-- START Material provided --
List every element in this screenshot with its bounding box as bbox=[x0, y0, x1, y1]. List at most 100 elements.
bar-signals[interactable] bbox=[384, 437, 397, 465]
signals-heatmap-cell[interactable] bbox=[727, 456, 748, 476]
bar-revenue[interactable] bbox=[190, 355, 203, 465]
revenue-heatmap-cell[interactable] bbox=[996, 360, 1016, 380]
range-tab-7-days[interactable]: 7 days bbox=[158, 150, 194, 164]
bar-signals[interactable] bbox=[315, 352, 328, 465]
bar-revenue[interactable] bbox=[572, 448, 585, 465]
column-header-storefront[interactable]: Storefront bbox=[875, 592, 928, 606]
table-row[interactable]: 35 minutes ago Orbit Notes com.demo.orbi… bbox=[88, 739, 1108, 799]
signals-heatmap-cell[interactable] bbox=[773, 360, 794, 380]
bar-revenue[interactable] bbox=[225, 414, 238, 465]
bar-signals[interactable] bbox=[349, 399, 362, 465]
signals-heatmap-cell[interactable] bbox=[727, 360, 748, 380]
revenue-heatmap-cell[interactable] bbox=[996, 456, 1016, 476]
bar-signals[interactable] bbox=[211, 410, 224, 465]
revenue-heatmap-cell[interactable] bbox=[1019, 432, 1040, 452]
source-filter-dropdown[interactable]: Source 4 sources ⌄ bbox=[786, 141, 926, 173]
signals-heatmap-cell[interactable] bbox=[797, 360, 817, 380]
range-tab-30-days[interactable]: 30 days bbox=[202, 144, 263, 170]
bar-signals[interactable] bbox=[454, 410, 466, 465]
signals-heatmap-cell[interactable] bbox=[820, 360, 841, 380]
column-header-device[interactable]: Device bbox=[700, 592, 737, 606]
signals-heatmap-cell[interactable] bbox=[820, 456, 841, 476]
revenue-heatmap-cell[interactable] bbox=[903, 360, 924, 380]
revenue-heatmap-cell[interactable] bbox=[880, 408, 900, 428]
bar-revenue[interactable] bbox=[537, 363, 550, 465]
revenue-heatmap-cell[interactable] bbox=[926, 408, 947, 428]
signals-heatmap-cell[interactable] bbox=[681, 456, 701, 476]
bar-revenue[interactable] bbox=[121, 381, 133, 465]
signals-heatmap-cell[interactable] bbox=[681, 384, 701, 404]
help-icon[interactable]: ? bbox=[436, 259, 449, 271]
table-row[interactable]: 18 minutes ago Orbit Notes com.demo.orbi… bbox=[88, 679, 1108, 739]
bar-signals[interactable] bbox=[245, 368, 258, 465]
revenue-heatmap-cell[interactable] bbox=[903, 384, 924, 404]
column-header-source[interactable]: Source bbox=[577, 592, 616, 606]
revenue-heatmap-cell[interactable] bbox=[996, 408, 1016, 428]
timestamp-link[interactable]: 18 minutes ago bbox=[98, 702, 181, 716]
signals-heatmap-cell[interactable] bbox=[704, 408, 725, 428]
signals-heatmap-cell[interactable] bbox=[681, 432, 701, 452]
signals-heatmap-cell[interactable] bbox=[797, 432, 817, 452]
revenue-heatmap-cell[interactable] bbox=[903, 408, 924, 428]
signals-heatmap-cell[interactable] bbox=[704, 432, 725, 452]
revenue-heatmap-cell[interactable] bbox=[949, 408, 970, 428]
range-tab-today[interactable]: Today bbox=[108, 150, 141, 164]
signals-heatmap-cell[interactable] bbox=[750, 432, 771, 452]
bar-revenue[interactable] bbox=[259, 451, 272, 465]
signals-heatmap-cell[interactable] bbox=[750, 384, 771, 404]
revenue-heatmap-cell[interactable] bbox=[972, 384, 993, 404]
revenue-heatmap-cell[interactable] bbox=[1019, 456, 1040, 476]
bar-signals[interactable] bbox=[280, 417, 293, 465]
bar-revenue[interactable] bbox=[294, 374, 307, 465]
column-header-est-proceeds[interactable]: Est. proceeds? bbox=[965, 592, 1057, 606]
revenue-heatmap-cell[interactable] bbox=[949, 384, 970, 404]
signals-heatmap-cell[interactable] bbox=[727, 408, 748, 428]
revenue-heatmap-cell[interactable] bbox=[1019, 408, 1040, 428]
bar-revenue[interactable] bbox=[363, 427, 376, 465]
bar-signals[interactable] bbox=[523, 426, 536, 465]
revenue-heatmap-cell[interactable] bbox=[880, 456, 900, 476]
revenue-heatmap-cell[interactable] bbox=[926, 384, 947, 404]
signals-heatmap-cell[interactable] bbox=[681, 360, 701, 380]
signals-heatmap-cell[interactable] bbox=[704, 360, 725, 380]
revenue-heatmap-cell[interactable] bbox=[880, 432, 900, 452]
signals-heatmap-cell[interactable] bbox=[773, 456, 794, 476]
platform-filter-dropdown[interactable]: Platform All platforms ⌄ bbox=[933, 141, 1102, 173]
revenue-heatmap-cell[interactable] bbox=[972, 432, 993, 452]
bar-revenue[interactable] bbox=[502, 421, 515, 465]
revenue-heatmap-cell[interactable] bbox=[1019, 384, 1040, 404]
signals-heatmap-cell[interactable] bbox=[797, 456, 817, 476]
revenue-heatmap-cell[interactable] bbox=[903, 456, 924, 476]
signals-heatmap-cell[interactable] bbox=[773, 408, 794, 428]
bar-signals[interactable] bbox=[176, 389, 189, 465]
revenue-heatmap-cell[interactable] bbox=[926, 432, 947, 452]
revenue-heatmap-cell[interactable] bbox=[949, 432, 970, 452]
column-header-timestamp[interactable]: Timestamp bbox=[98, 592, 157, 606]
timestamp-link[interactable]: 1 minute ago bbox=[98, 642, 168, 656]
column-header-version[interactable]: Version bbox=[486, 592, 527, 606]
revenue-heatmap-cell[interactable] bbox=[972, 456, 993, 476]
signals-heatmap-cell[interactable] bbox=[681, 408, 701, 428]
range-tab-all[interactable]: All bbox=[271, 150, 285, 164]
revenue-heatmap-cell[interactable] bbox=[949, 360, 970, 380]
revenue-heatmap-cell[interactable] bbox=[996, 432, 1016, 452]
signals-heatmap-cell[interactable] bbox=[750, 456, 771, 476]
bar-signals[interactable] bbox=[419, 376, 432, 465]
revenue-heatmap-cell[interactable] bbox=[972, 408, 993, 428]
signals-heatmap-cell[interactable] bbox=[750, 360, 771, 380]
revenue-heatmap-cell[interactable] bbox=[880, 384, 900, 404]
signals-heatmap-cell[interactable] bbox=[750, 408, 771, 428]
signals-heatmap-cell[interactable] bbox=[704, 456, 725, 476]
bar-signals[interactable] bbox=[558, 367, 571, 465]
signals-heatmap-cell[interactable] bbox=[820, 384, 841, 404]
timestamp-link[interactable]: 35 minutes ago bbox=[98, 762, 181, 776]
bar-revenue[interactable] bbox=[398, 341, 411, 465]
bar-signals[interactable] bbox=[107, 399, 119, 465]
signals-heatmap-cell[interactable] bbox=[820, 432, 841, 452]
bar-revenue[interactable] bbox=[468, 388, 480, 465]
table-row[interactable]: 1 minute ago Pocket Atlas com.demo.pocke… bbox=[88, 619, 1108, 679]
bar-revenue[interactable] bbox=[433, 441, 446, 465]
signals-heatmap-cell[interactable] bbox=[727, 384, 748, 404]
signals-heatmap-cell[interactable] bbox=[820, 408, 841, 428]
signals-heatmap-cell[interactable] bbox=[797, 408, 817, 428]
-- END Material provided --
Rewrite every line of the records above, replacing "revenue-heatmap-cell" with "income-heatmap-cell" wherever it occurs and leaving all else unchanged.

List every element in this screenshot with its bounding box as bbox=[x0, y0, x1, y1]. List at most 100 elements.
bar-signals[interactable] bbox=[384, 437, 397, 465]
signals-heatmap-cell[interactable] bbox=[727, 456, 748, 476]
bar-revenue[interactable] bbox=[190, 355, 203, 465]
income-heatmap-cell[interactable] bbox=[996, 360, 1016, 380]
range-tab-7-days[interactable]: 7 days bbox=[158, 150, 194, 164]
bar-signals[interactable] bbox=[315, 352, 328, 465]
bar-revenue[interactable] bbox=[572, 448, 585, 465]
column-header-storefront[interactable]: Storefront bbox=[875, 592, 928, 606]
table-row[interactable]: 35 minutes ago Orbit Notes com.demo.orbi… bbox=[88, 739, 1108, 799]
signals-heatmap-cell[interactable] bbox=[773, 360, 794, 380]
bar-revenue[interactable] bbox=[225, 414, 238, 465]
bar-signals[interactable] bbox=[349, 399, 362, 465]
signals-heatmap-cell[interactable] bbox=[727, 360, 748, 380]
income-heatmap-cell[interactable] bbox=[996, 456, 1016, 476]
bar-signals[interactable] bbox=[211, 410, 224, 465]
income-heatmap-cell[interactable] bbox=[1019, 432, 1040, 452]
source-filter-dropdown[interactable]: Source 4 sources ⌄ bbox=[786, 141, 926, 173]
signals-heatmap-cell[interactable] bbox=[797, 360, 817, 380]
range-tab-30-days[interactable]: 30 days bbox=[202, 144, 263, 170]
bar-signals[interactable] bbox=[454, 410, 466, 465]
signals-heatmap-cell[interactable] bbox=[820, 360, 841, 380]
column-header-device[interactable]: Device bbox=[700, 592, 737, 606]
signals-heatmap-cell[interactable] bbox=[820, 456, 841, 476]
income-heatmap-cell[interactable] bbox=[903, 360, 924, 380]
income-heatmap-cell[interactable] bbox=[880, 408, 900, 428]
bar-revenue[interactable] bbox=[537, 363, 550, 465]
income-heatmap-cell[interactable] bbox=[926, 408, 947, 428]
signals-heatmap-cell[interactable] bbox=[681, 456, 701, 476]
bar-revenue[interactable] bbox=[121, 381, 133, 465]
signals-heatmap-cell[interactable] bbox=[681, 384, 701, 404]
help-icon[interactable]: ? bbox=[436, 259, 449, 271]
table-row[interactable]: 18 minutes ago Orbit Notes com.demo.orbi… bbox=[88, 679, 1108, 739]
bar-signals[interactable] bbox=[245, 368, 258, 465]
income-heatmap-cell[interactable] bbox=[903, 384, 924, 404]
column-header-source[interactable]: Source bbox=[577, 592, 616, 606]
income-heatmap-cell[interactable] bbox=[996, 408, 1016, 428]
timestamp-link[interactable]: 18 minutes ago bbox=[98, 702, 181, 716]
signals-heatmap-cell[interactable] bbox=[704, 408, 725, 428]
signals-heatmap-cell[interactable] bbox=[681, 432, 701, 452]
signals-heatmap-cell[interactable] bbox=[797, 432, 817, 452]
income-heatmap-cell[interactable] bbox=[903, 408, 924, 428]
signals-heatmap-cell[interactable] bbox=[704, 432, 725, 452]
income-heatmap-cell[interactable] bbox=[949, 408, 970, 428]
range-tab-today[interactable]: Today bbox=[108, 150, 141, 164]
signals-heatmap-cell[interactable] bbox=[750, 432, 771, 452]
bar-revenue[interactable] bbox=[259, 451, 272, 465]
signals-heatmap-cell[interactable] bbox=[750, 384, 771, 404]
income-heatmap-cell[interactable] bbox=[972, 384, 993, 404]
income-heatmap-cell[interactable] bbox=[1019, 456, 1040, 476]
bar-signals[interactable] bbox=[280, 417, 293, 465]
bar-revenue[interactable] bbox=[294, 374, 307, 465]
column-header-est-proceeds[interactable]: Est. proceeds? bbox=[965, 592, 1057, 606]
income-heatmap-cell[interactable] bbox=[949, 384, 970, 404]
signals-heatmap-cell[interactable] bbox=[727, 408, 748, 428]
income-heatmap-cell[interactable] bbox=[1019, 408, 1040, 428]
bar-revenue[interactable] bbox=[363, 427, 376, 465]
bar-signals[interactable] bbox=[523, 426, 536, 465]
income-heatmap-cell[interactable] bbox=[880, 456, 900, 476]
income-heatmap-cell[interactable] bbox=[926, 384, 947, 404]
signals-heatmap-cell[interactable] bbox=[681, 360, 701, 380]
signals-heatmap-cell[interactable] bbox=[704, 360, 725, 380]
income-heatmap-cell[interactable] bbox=[880, 432, 900, 452]
signals-heatmap-cell[interactable] bbox=[773, 456, 794, 476]
platform-filter-dropdown[interactable]: Platform All platforms ⌄ bbox=[933, 141, 1102, 173]
income-heatmap-cell[interactable] bbox=[972, 432, 993, 452]
bar-revenue[interactable] bbox=[502, 421, 515, 465]
income-heatmap-cell[interactable] bbox=[1019, 384, 1040, 404]
signals-heatmap-cell[interactable] bbox=[797, 456, 817, 476]
income-heatmap-cell[interactable] bbox=[903, 456, 924, 476]
signals-heatmap-cell[interactable] bbox=[773, 408, 794, 428]
bar-signals[interactable] bbox=[176, 389, 189, 465]
income-heatmap-cell[interactable] bbox=[926, 432, 947, 452]
income-heatmap-cell[interactable] bbox=[949, 432, 970, 452]
column-header-timestamp[interactable]: Timestamp bbox=[98, 592, 157, 606]
timestamp-link[interactable]: 1 minute ago bbox=[98, 642, 168, 656]
column-header-version[interactable]: Version bbox=[486, 592, 527, 606]
income-heatmap-cell[interactable] bbox=[972, 456, 993, 476]
signals-heatmap-cell[interactable] bbox=[681, 408, 701, 428]
range-tab-all[interactable]: All bbox=[271, 150, 285, 164]
income-heatmap-cell[interactable] bbox=[949, 360, 970, 380]
income-heatmap-cell[interactable] bbox=[996, 432, 1016, 452]
signals-heatmap-cell[interactable] bbox=[750, 456, 771, 476]
bar-signals[interactable] bbox=[419, 376, 432, 465]
income-heatmap-cell[interactable] bbox=[972, 408, 993, 428]
signals-heatmap-cell[interactable] bbox=[750, 360, 771, 380]
income-heatmap-cell[interactable] bbox=[880, 384, 900, 404]
signals-heatmap-cell[interactable] bbox=[750, 408, 771, 428]
signals-heatmap-cell[interactable] bbox=[704, 456, 725, 476]
bar-signals[interactable] bbox=[558, 367, 571, 465]
signals-heatmap-cell[interactable] bbox=[820, 384, 841, 404]
timestamp-link[interactable]: 35 minutes ago bbox=[98, 762, 181, 776]
bar-revenue[interactable] bbox=[398, 341, 411, 465]
bar-signals[interactable] bbox=[107, 399, 119, 465]
signals-heatmap-cell[interactable] bbox=[820, 432, 841, 452]
bar-revenue[interactable] bbox=[468, 388, 480, 465]
table-row[interactable]: 1 minute ago Pocket Atlas com.demo.pocke… bbox=[88, 619, 1108, 679]
bar-revenue[interactable] bbox=[433, 441, 446, 465]
signals-heatmap-cell[interactable] bbox=[727, 384, 748, 404]
signals-heatmap-cell[interactable] bbox=[820, 408, 841, 428]
signals-heatmap-cell[interactable] bbox=[797, 408, 817, 428]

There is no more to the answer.